# Start of Source passage

Note: This piece first appeared in Australian Guitar #135. Subscribe to our print edition here!
Dallas Green makes a triumphant return to his City And Colour project, with what may reign as his most stunning body of work yet.
Words by Matt Doria.
When he’s not inciting all-out calamity as the face-melting rhythm riffer in Alexisonfire, hardcore expat Dallas Green melts hearts en masse as the sweet and soulful twang-maker in City And Colour. And though the project started as a side-hustle from his pit- splitting main gig, City And Colour has grown to be significantly more successful for the 38-year-old Canuck. And outside of his native Canada, Green’s biggest fanbase lies Down Under; all three of his last LPs have debuted in the ARIA Top 5, and the tours have consistently seen some of Australia’s biggest and most respectable venues sell out in flat seconds.
This month, Green looks to continue his hot streak with the long-awaited sixth City And Colour LP, A Pill For Loneliness. Coming a hefty four years since his last release – the career-defining If I Should Go Before You – the 11-tracker marks a dazzling peak for Green’s songwriting. It’s his darkest record, yet his most beautiful; lyrics drenched in a visceral melancholy singe from under slatherings of bright and boisterous guitars, wispy synths and earwormish vocal melodies.
According to Green, that dichotomy between the heavy themes and the buoyant musicality work to make LP6 his most dynamic record yet, repeat listens vital to unearth each new sharp, polarising layer.
As is typical with your records, A Pill For Loneliness has a damn great title. Where did this one come from?

# End of Source passage
# Start of Data segment

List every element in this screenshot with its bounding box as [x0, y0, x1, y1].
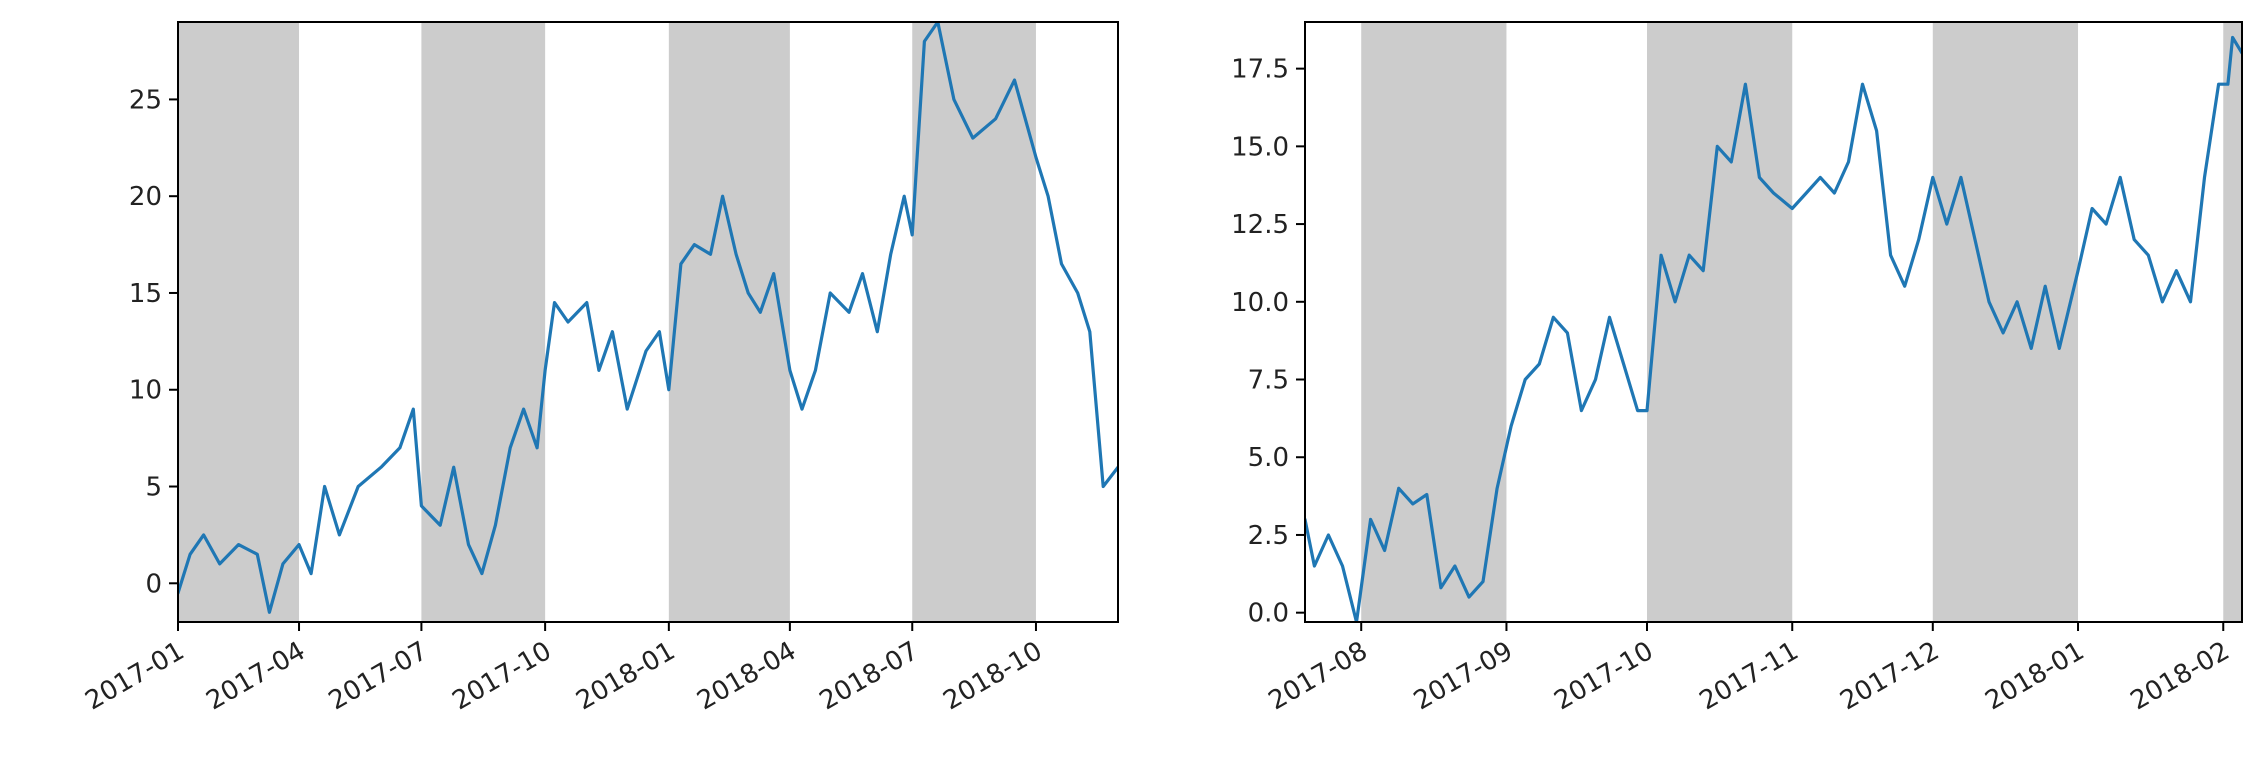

# End of Data segment

What you have to do: Will you write out the City And Colour article word for word, from "This month, Green" up to and including "earwormish vocal melodies."?

Expected answer:
This month, Green looks to continue his hot streak with the long-awaited sixth City And Colour LP, A Pill For Loneliness. Coming a hefty four years since his last release – the career-defining If I Should Go Before You – the 11-tracker marks a dazzling peak for Green’s songwriting. It’s his darkest record, yet his most beautiful; lyrics drenched in a visceral melancholy singe from under slatherings of bright and boisterous guitars, wispy synths and earwormish vocal melodies.